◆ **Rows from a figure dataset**

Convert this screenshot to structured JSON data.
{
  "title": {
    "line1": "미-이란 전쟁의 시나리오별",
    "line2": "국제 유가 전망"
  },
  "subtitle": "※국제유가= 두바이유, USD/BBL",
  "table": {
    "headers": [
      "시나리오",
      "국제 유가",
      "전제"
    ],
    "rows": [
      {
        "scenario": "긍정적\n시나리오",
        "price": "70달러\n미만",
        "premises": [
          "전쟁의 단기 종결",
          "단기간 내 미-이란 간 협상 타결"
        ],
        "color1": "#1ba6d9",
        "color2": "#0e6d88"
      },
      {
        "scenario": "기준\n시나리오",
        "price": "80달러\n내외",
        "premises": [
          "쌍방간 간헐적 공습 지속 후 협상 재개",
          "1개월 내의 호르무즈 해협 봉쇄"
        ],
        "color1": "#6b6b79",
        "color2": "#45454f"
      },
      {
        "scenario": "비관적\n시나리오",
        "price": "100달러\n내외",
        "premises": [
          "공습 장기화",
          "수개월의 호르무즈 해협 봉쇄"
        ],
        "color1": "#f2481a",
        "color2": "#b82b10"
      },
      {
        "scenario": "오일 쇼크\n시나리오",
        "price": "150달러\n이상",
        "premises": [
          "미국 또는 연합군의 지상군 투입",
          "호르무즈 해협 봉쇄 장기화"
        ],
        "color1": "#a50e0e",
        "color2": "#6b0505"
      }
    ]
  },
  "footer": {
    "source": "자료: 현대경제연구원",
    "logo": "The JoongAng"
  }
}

◆ **Written problem**
Extract all lines containing the word "호르무즈".

◆ **Exercise response**
          "1개월 내의 호르무즈 해협 봉쇄"
          "수개월의 호르무즈 해협 봉쇄"
          "호르무즈 해협 봉쇄 장기화"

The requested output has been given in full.